From the entries below, extract every line that includes the word "name".

*Extracted material:*
* Begin *

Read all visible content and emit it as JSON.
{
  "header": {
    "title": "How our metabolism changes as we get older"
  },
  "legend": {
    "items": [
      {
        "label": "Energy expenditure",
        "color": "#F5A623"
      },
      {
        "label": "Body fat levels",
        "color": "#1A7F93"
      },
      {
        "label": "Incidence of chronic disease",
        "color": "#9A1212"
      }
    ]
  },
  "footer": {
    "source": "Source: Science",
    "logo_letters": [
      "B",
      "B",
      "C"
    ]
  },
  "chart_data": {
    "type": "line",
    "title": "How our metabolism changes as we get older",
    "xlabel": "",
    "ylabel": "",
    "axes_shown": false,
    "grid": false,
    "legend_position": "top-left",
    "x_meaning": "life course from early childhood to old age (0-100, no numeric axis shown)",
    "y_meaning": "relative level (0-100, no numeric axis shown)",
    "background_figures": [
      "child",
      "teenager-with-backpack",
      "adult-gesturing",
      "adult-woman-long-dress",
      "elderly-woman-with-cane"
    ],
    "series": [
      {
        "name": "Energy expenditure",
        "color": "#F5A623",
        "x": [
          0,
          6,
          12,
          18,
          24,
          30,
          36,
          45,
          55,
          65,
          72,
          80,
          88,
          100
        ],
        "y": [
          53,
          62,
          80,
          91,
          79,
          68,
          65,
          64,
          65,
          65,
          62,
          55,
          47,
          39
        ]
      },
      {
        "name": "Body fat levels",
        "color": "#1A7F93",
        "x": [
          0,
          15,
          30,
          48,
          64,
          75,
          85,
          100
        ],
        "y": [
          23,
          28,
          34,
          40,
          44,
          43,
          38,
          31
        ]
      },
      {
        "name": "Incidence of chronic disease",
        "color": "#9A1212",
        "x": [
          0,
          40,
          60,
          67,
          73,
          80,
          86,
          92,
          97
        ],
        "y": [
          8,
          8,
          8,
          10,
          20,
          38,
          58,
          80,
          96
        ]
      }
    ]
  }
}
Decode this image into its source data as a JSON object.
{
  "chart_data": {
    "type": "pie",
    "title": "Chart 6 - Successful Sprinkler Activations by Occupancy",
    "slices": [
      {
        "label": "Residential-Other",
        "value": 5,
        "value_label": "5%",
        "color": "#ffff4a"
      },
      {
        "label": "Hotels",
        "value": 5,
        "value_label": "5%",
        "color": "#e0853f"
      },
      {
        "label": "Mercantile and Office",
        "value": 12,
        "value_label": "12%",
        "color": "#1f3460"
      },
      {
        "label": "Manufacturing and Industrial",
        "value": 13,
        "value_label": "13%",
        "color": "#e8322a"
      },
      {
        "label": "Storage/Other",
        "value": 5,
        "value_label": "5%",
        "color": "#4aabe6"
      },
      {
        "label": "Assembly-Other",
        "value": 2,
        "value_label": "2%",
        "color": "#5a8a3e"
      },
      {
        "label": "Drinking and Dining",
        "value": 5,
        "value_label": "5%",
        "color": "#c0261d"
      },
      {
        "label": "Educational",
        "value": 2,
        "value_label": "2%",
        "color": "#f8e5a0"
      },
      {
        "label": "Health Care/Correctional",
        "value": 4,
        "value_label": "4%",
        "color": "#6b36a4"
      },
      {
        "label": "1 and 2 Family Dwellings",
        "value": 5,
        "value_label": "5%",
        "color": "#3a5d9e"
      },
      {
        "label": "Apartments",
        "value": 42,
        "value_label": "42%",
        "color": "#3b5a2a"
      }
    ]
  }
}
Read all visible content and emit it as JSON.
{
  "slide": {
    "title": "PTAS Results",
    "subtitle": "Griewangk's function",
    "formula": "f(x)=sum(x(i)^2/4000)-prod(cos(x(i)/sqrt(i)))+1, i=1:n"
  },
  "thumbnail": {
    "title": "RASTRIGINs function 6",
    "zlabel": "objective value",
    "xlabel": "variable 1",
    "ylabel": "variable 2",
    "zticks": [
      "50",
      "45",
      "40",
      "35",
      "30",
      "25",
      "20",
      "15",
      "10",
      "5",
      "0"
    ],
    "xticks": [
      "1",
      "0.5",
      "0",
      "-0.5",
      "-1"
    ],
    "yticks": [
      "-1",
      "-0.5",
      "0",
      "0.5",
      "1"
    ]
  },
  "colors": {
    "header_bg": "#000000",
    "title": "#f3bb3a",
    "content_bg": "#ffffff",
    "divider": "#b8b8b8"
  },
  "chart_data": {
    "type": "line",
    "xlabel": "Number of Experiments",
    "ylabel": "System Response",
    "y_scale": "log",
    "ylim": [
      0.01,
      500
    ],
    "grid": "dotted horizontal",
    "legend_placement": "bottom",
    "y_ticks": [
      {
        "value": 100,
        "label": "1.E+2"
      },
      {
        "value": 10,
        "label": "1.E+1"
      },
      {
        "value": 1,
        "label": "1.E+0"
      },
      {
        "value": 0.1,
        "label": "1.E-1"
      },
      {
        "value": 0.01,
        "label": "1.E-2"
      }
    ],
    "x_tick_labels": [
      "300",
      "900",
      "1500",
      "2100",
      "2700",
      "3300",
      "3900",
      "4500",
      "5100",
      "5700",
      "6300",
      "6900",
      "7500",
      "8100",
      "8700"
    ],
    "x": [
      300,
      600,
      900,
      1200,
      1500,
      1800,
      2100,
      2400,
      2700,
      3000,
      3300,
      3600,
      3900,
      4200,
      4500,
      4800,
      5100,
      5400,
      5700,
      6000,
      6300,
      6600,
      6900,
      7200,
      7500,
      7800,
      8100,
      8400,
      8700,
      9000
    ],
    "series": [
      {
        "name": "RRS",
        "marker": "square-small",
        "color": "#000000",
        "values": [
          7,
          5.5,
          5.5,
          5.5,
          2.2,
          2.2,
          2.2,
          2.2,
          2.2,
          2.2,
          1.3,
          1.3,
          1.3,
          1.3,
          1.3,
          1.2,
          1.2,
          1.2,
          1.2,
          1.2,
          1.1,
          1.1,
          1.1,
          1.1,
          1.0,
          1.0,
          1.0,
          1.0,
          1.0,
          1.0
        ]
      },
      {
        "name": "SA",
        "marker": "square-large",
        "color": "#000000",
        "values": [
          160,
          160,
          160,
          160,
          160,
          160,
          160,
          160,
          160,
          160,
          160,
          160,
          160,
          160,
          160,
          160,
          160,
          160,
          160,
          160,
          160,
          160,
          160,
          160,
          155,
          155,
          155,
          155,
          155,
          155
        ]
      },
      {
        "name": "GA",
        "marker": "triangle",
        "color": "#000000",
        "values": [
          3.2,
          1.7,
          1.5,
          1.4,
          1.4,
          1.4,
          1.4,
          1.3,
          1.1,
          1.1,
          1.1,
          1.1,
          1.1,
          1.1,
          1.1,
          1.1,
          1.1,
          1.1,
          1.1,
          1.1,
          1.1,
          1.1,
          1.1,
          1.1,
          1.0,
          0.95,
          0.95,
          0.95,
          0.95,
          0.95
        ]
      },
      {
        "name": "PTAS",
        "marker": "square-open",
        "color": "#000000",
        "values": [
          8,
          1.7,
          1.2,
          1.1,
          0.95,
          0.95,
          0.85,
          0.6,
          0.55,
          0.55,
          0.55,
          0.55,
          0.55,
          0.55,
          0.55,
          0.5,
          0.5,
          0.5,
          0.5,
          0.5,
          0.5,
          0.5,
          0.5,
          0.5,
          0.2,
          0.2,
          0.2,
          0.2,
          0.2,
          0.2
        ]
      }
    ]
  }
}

* End *

*Answer:*
        "name": "Energy expenditure",
        "name": "Body fat levels",
        "name": "Incidence of chronic disease",
        "name": "RRS",
        "name": "SA",
        "name": "GA",
        "name": "PTAS",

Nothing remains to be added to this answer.